-- START OF TEXT SEGMENT --
EX-8.1 2 a2236876zex-8_1.htm EX-8.1

Exhibit 8.1

 

 

 

601 Lexington Avenue

New York, New York 10022

 

(212) 446-4800

 

www.kirkland.com

Facsimile::
(212) 446-4900

 

October 9, 2018

 

Federal Street Acquisition Corp.

100 Federal Street, 35th Floor

Boston, MA 02110

 

Dear Federal Street Acquisition Corp.:

 

We are United States tax counsel to Federal Street Acquisition Corp., a Delaware corporation (“FSAC”), in connection with the preparation of the registration statement on Form S-4 (as amended or supplemented, the “Registration Statement”) (Registration 333-226975) originally filed with the Securities and Exchange Commission (the “Commission”) on August 23, 2018, under the Securities Act of 1933, as amended (the “Securities Act”), by Agiliti, Inc., a Delaware corporation (“Agiliti”).  The Registration Statement relates to the registration of the UHS Equity Consideration, the FSAC Consideration (which consists of an aggregate of 82,500,000 shares of common stock of Agiliti) and the Warrant Shares, in each case, as described in the Registration Statement.

 

The Registration Statement is being filed in connection with the transactions contemplated by the Agreement and Plan of Merger (the “Merger Agreement”), dated as of August 13, 2018, by and among FSAC, AGILITI, UMPIRE SPAC MERGER SUB, INC., a Delaware corporation and a wholly-owned subsidiary of AGILITI (“Parent Merger Sub”), UMPIRE EQUITY MERGER SUB, INC., a Delaware corporation and a wholly-owned subsidiary of AGILITI (“Company Equity Merger Sub”), UMPIRE CASH MERGER SUB, INC., a Delaware corporation and a wholly-owned subsidiary of Parent Merger Sub (“Company Cash Merger Sub” and together with Company Equity Merger Sub, the “Company Merger Subs”, the Company Merger Subs collectively with Parent Merger Sub, the “Merger Subs”, and the Merger Subs together with AGILITI and FSAC, the “Parent Parties”), UHS HOLDCO, INC., a Delaware corporation (the “Company”), solely in their capacities as the Majority Stockholders, IPC/UHS, L.P (“IPC”), and IPC/UHS Co-Investment Partners, L.P., each a Delaware limited partnership (collectively, the “Majority Stockholders”) and, solely in its capacity as the Stockholders’ Representative pursuant to Section 9.14 of the Merger Agreement, IPC (the “Stockholders’ Representative”).

 

Capitalized terms not otherwise defined herein shall have the same meanings attributed to such terms in the Registration Statement.

 

 

Beijing Boston Chicago Dallas Hong Kong Houston London Los Angeles Munich New York Palo Alto San Francisco Shanghai Washington, D.C.

 



 

The Merger Agreement provides that FSAC will participate in the Parent Merger, as a result of which it will become a wholly-owned subsidiary of Agiliti. In the Parent Merger each issued and outstanding share of FSAC common stock, excluding shares of FSAC common stock to be canceled pursuant to Section 2.5(c) of the Merger Agreement and any Parent Redeemed Shares (as defined in the Merger Agreement), will be canceled and convert automatically into one (1) share of Agiliti common stock.
-- END OF TEXT SEGMENT --
* WHAT TO WORK ON *
Based on the letter above, explain why FSAC will become a wholly-owned subsidiary of Agiliti, in one to three sentences.
-- START OF DATA EXCERPT --
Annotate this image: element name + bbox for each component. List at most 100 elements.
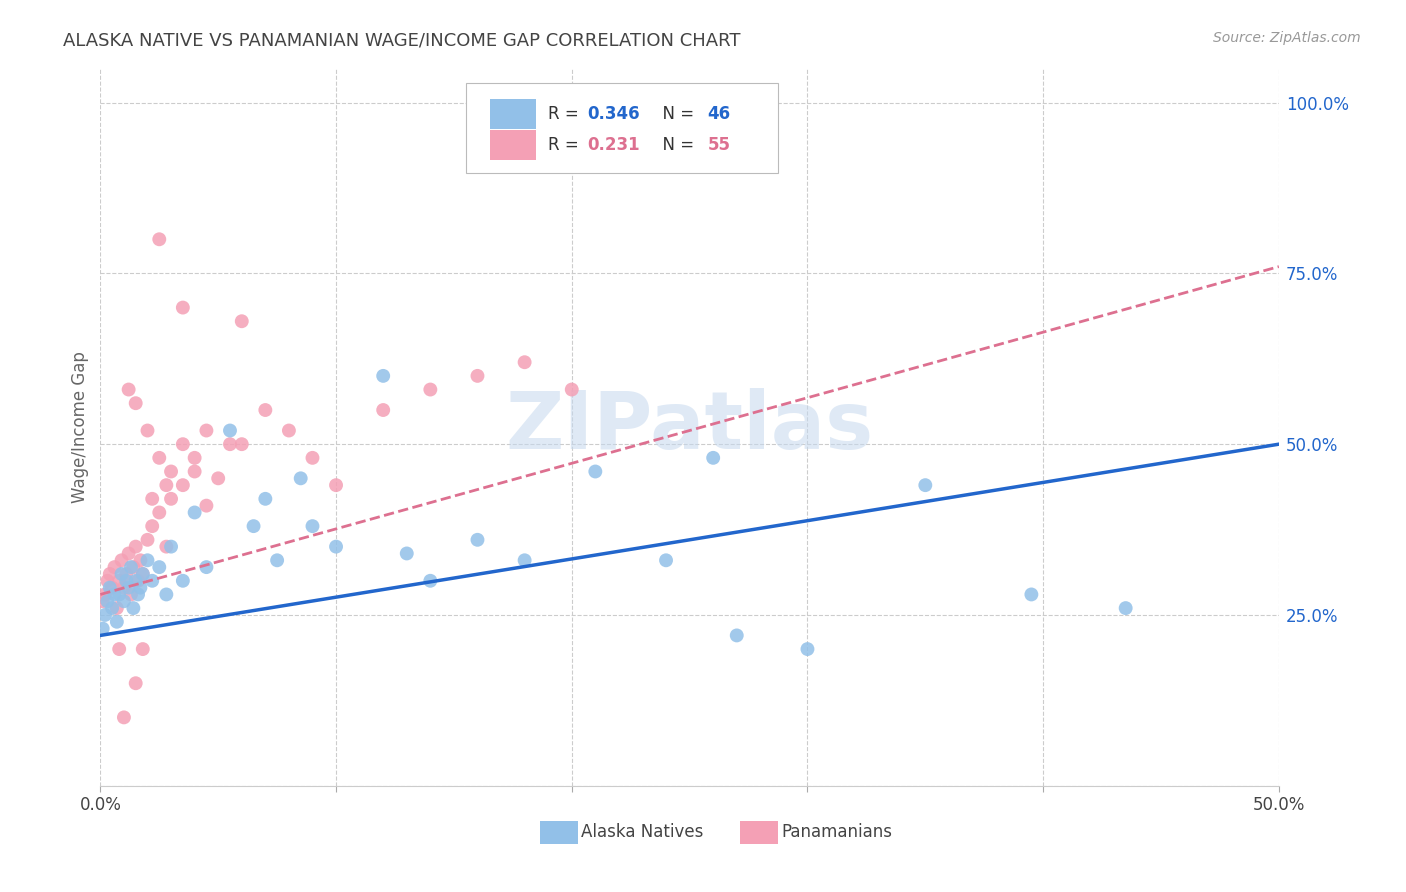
-- END OF DATA EXCERPT --
* FINISHED EXERCISE *
Under the Merger Agreement, FSAC will participate in the Parent Merger, and as a result it will become a wholly-owned subsidiary of Agiliti. In that merger, each issued and outstanding share of FSAC common stock will be canceled and will convert automatically into one share of Agiliti common stock. Shares canceled under Section 2.5(c) and any Parent Redeemed Shares are excepted.